* **Short problem**
Extract every line that contains the string "JSON".

Start

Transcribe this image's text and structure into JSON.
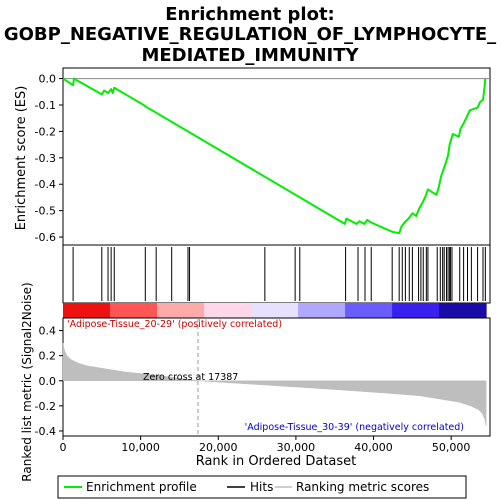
{
  "chart_data": {
    "type": "line",
    "title_lines": [
      "Enrichment plot:",
      "GOBP_NEGATIVE_REGULATION_OF_LYMPHOCYTE_",
      "MEDIATED_IMMUNITY"
    ],
    "xlabel": "Rank in Ordered Dataset",
    "ylabel_top": "Enrichment score (ES)",
    "ylabel_bottom": "Ranked list metric (Signal2Noise)",
    "xlim": [
      0,
      55000
    ],
    "x_ticks": [
      0,
      10000,
      20000,
      30000,
      40000,
      50000
    ],
    "x_tick_labels": [
      "0",
      "10,000",
      "20,000",
      "30,000",
      "40,000",
      "50,000"
    ],
    "es_ylim": [
      -0.63,
      0.04
    ],
    "es_ticks": [
      0.0,
      -0.1,
      -0.2,
      -0.3,
      -0.4,
      -0.5,
      -0.6
    ],
    "es_tick_labels": [
      "0.0",
      "-0.1",
      "-0.2",
      "-0.3",
      "-0.4",
      "-0.5",
      "-0.6"
    ],
    "metric_ylim": [
      -0.44,
      0.5
    ],
    "metric_ticks": [
      0.4,
      0.2,
      0.0,
      -0.2,
      -0.4
    ],
    "metric_tick_labels": [
      "0.4",
      "0.2",
      "0.0",
      "-0.2",
      "-0.4"
    ],
    "enrichment_profile": {
      "x": [
        0,
        1300,
        1400,
        5000,
        5300,
        5800,
        6200,
        6400,
        6600,
        10400,
        10600,
        36300,
        36500,
        37800,
        38200,
        38800,
        39200,
        39700,
        42400,
        43300,
        43600,
        44000,
        44500,
        45000,
        45500,
        45900,
        46300,
        46700,
        47000,
        48100,
        48400,
        48700,
        49000,
        49300,
        49600,
        49800,
        50000,
        50200,
        51000,
        51200,
        51600,
        52000,
        52400,
        53400,
        53700,
        54100,
        54300,
        54400
      ],
      "y": [
        0.0,
        -0.025,
        0.0,
        -0.06,
        -0.045,
        -0.055,
        -0.04,
        -0.055,
        -0.035,
        -0.1,
        -0.105,
        -0.55,
        -0.53,
        -0.55,
        -0.54,
        -0.55,
        -0.535,
        -0.545,
        -0.58,
        -0.585,
        -0.56,
        -0.545,
        -0.53,
        -0.51,
        -0.52,
        -0.49,
        -0.47,
        -0.445,
        -0.42,
        -0.44,
        -0.41,
        -0.37,
        -0.345,
        -0.32,
        -0.29,
        -0.25,
        -0.23,
        -0.21,
        -0.22,
        -0.19,
        -0.17,
        -0.145,
        -0.12,
        -0.11,
        -0.09,
        -0.08,
        -0.03,
        0.0
      ],
      "color": "#00ee00"
    },
    "hits_x": [
      1300,
      5000,
      5800,
      6200,
      6600,
      10600,
      12000,
      14000,
      16100,
      16300,
      26000,
      29900,
      30500,
      36400,
      38000,
      38900,
      39700,
      42400,
      43300,
      43700,
      44100,
      44600,
      45000,
      45800,
      46100,
      46400,
      46800,
      47000,
      48200,
      48600,
      48900,
      49100,
      49400,
      49600,
      49800,
      49900,
      50100,
      51100,
      51600,
      52100,
      52600,
      53400,
      54100,
      54400
    ],
    "hits_color": "#000000",
    "metric_curve": {
      "x": [
        0,
        200,
        500,
        1000,
        2000,
        3000,
        5000,
        8000,
        12000,
        17387,
        25000,
        35000,
        42000,
        46000,
        49000,
        51000,
        52500,
        53500,
        54000,
        54300,
        54500
      ],
      "y": [
        0.3,
        0.24,
        0.2,
        0.17,
        0.14,
        0.12,
        0.1,
        0.07,
        0.045,
        0.0,
        -0.03,
        -0.07,
        -0.1,
        -0.12,
        -0.15,
        -0.17,
        -0.2,
        -0.23,
        -0.26,
        -0.3,
        -0.36
      ],
      "color": "#bebebe"
    },
    "zero_cross_label": "Zero cross at 17387",
    "zero_cross_x": 17387,
    "positive_label": "'Adipose-Tissue_20-29' (positively correlated)",
    "negative_label": "'Adipose-Tissue_30-39' (negatively correlated)",
    "positive_label_color": "#cc0000",
    "negative_label_color": "#0000cc",
    "legend": [
      {
        "label": "Enrichment profile",
        "color": "#00ee00"
      },
      {
        "label": "Hits",
        "color": "#000000"
      },
      {
        "label": "Ranking metric scores",
        "color": "#bebebe"
      }
    ],
    "legend_position": "bottom",
    "heatmap_colors": [
      "#ee1111",
      "#ff5555",
      "#ffaaaa",
      "#ffd6ea",
      "#e8e0ff",
      "#b0a8ff",
      "#6a5cff",
      "#3a20ee",
      "#1a0aa8"
    ]
  }
}
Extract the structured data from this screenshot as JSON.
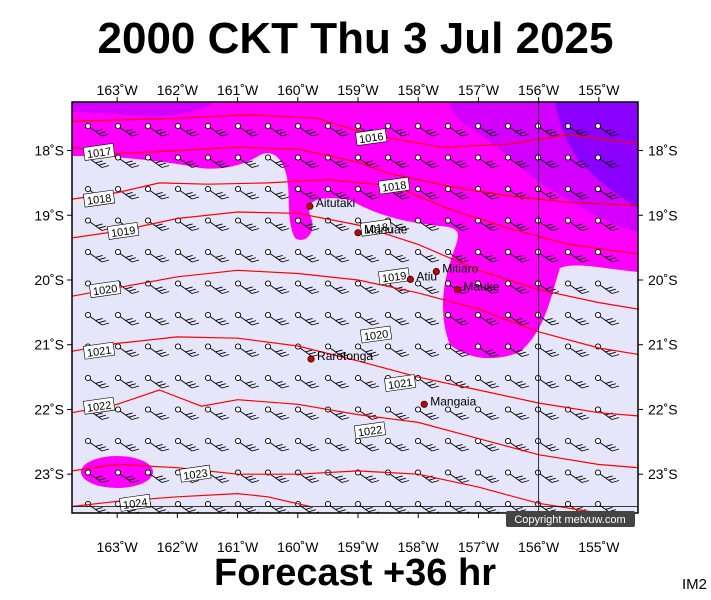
{
  "title": "2000 CKT Thu 3 Jul 2025",
  "footer": "Forecast +36 hr",
  "product_code": "IM2",
  "copyright": "Copyright metvuw.com",
  "colors": {
    "background": "#e6e6fa",
    "rain_moderate": "#ff00ff",
    "rain_heavy": "#d400ff",
    "rain_very_heavy": "#8c00ff",
    "isobar": "#ff0000",
    "frame": "#000000",
    "place_marker": "#cc0000"
  },
  "map": {
    "lon_range": [
      -163.75,
      -154.35
    ],
    "lat_range": [
      -23.6,
      -17.25
    ],
    "lon_ticks": [
      {
        "value": -163,
        "label": "163˚W"
      },
      {
        "value": -162,
        "label": "162˚W"
      },
      {
        "value": -161,
        "label": "161˚W"
      },
      {
        "value": -160,
        "label": "160˚W"
      },
      {
        "value": -159,
        "label": "159˚W"
      },
      {
        "value": -158,
        "label": "158˚W"
      },
      {
        "value": -157,
        "label": "157˚W"
      },
      {
        "value": -156,
        "label": "156˚W"
      },
      {
        "value": -155,
        "label": "155˚W"
      }
    ],
    "lat_ticks": [
      {
        "value": -18,
        "label": "18˚S"
      },
      {
        "value": -19,
        "label": "19˚S"
      },
      {
        "value": -20,
        "label": "20˚S"
      },
      {
        "value": -21,
        "label": "21˚S"
      },
      {
        "value": -22,
        "label": "22˚S"
      },
      {
        "value": -23,
        "label": "23˚S"
      }
    ],
    "reference_lines": {
      "lon": -156,
      "lat": -23.5
    }
  },
  "places": [
    {
      "name": "Aitutaki",
      "lon": -159.8,
      "lat": -18.86
    },
    {
      "name": "Manuae",
      "lon": -159.0,
      "lat": -19.27
    },
    {
      "name": "Atiu",
      "lon": -158.13,
      "lat": -19.99
    },
    {
      "name": "Mitiaro",
      "lon": -157.7,
      "lat": -19.87
    },
    {
      "name": "Mauke",
      "lon": -157.35,
      "lat": -20.15
    },
    {
      "name": "Rarotonga",
      "lon": -159.78,
      "lat": -21.22
    },
    {
      "name": "Mangaia",
      "lon": -157.9,
      "lat": -21.92
    }
  ],
  "isobars": [
    {
      "label": "1016",
      "label_at": [
        -158.78,
        -17.8
      ],
      "points": [
        [
          -163.75,
          -17.55
        ],
        [
          -162,
          -17.5
        ],
        [
          -160.8,
          -17.45
        ],
        [
          -159.7,
          -17.5
        ],
        [
          -158.8,
          -17.75
        ],
        [
          -157.6,
          -17.95
        ],
        [
          -156.5,
          -17.9
        ],
        [
          -155.5,
          -17.75
        ],
        [
          -154.35,
          -17.9
        ]
      ]
    },
    {
      "label": "1017",
      "label_at": [
        -163.3,
        -18.03
      ],
      "points": [
        [
          -163.75,
          -17.95
        ],
        [
          -163,
          -18.05
        ],
        [
          -162,
          -18.0
        ],
        [
          -161,
          -17.95
        ],
        [
          -160,
          -17.98
        ],
        [
          -159,
          -18.18
        ],
        [
          -158.5,
          -18.35
        ],
        [
          -157.5,
          -18.55
        ],
        [
          -156.5,
          -18.7
        ],
        [
          -155.5,
          -18.8
        ],
        [
          -154.35,
          -18.85
        ]
      ]
    },
    {
      "label": "1018",
      "label_at": [
        -158.4,
        -18.55
      ],
      "points": [
        [
          -163.75,
          -18.75
        ],
        [
          -163,
          -18.65
        ],
        [
          -162.3,
          -18.5
        ],
        [
          -161.5,
          -18.52
        ],
        [
          -160.5,
          -18.5
        ],
        [
          -159.5,
          -18.45
        ],
        [
          -158.4,
          -18.55
        ],
        [
          -157.5,
          -18.9
        ],
        [
          -156.5,
          -19.2
        ],
        [
          -155.5,
          -19.45
        ],
        [
          -154.35,
          -19.6
        ]
      ]
    },
    {
      "label": "1018",
      "label_at": [
        -163.3,
        -18.75
      ]
    },
    {
      "label": "1019",
      "label_at": [
        -162.9,
        -19.25
      ],
      "points": [
        [
          -163.75,
          -19.35
        ],
        [
          -163,
          -19.25
        ],
        [
          -162,
          -19.05
        ],
        [
          -161,
          -18.95
        ],
        [
          -160,
          -18.97
        ],
        [
          -159,
          -19.15
        ],
        [
          -158,
          -19.45
        ],
        [
          -157,
          -19.85
        ],
        [
          -156,
          -20.15
        ],
        [
          -155,
          -20.35
        ],
        [
          -154.35,
          -20.45
        ]
      ]
    },
    {
      "label": "1018",
      "label_at": [
        -158.7,
        -19.2
      ]
    },
    {
      "label": "1019",
      "label_at": [
        -158.4,
        -19.95
      ]
    },
    {
      "label": "1020",
      "label_at": [
        -163.2,
        -20.15
      ],
      "points": [
        [
          -163.75,
          -20.25
        ],
        [
          -163,
          -20.12
        ],
        [
          -162,
          -19.95
        ],
        [
          -161,
          -19.85
        ],
        [
          -160,
          -19.9
        ],
        [
          -159,
          -20.0
        ],
        [
          -158,
          -20.2
        ],
        [
          -157,
          -20.45
        ],
        [
          -156,
          -20.8
        ],
        [
          -155,
          -21.05
        ],
        [
          -154.35,
          -21.15
        ]
      ]
    },
    {
      "label": "1020",
      "label_at": [
        -158.7,
        -20.85
      ]
    },
    {
      "label": "1021",
      "label_at": [
        -163.3,
        -21.1
      ],
      "points": [
        [
          -163.75,
          -21.1
        ],
        [
          -163,
          -20.98
        ],
        [
          -162,
          -20.88
        ],
        [
          -161,
          -20.9
        ],
        [
          -160,
          -21.02
        ],
        [
          -159,
          -21.25
        ],
        [
          -158,
          -21.5
        ],
        [
          -157,
          -21.7
        ],
        [
          -156,
          -21.9
        ],
        [
          -155,
          -22.05
        ],
        [
          -154.35,
          -22.1
        ]
      ]
    },
    {
      "label": "1021",
      "label_at": [
        -158.3,
        -21.6
      ]
    },
    {
      "label": "1022",
      "label_at": [
        -163.3,
        -21.95
      ],
      "points": [
        [
          -163.75,
          -22.05
        ],
        [
          -163,
          -21.92
        ],
        [
          -162.3,
          -21.7
        ],
        [
          -161.6,
          -21.95
        ],
        [
          -161,
          -21.85
        ],
        [
          -160,
          -21.92
        ],
        [
          -159,
          -22.08
        ],
        [
          -158,
          -22.2
        ],
        [
          -157,
          -22.45
        ],
        [
          -156,
          -22.7
        ],
        [
          -155,
          -22.85
        ],
        [
          -154.35,
          -22.9
        ]
      ]
    },
    {
      "label": "1022",
      "label_at": [
        -158.8,
        -22.33
      ]
    },
    {
      "label": "1023",
      "label_at": [
        -161.7,
        -23.0
      ],
      "points": [
        [
          -163.75,
          -22.95
        ],
        [
          -163,
          -22.85
        ],
        [
          -162,
          -22.9
        ],
        [
          -161,
          -23.0
        ],
        [
          -160,
          -23.0
        ],
        [
          -159,
          -22.95
        ],
        [
          -158,
          -23.0
        ],
        [
          -157,
          -23.2
        ],
        [
          -156,
          -23.45
        ],
        [
          -155,
          -23.6
        ]
      ]
    },
    {
      "label": "1024",
      "label_at": [
        -162.7,
        -23.45
      ],
      "points": [
        [
          -163.75,
          -23.5
        ],
        [
          -163,
          -23.42
        ],
        [
          -162,
          -23.35
        ],
        [
          -161,
          -23.3
        ],
        [
          -160.5,
          -23.35
        ],
        [
          -159.8,
          -23.5
        ]
      ]
    }
  ]
}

End

* **Solution to this problem**
Transcribe this image's text and structure into JSON.
Extract the structured data from this screenshot as JSON.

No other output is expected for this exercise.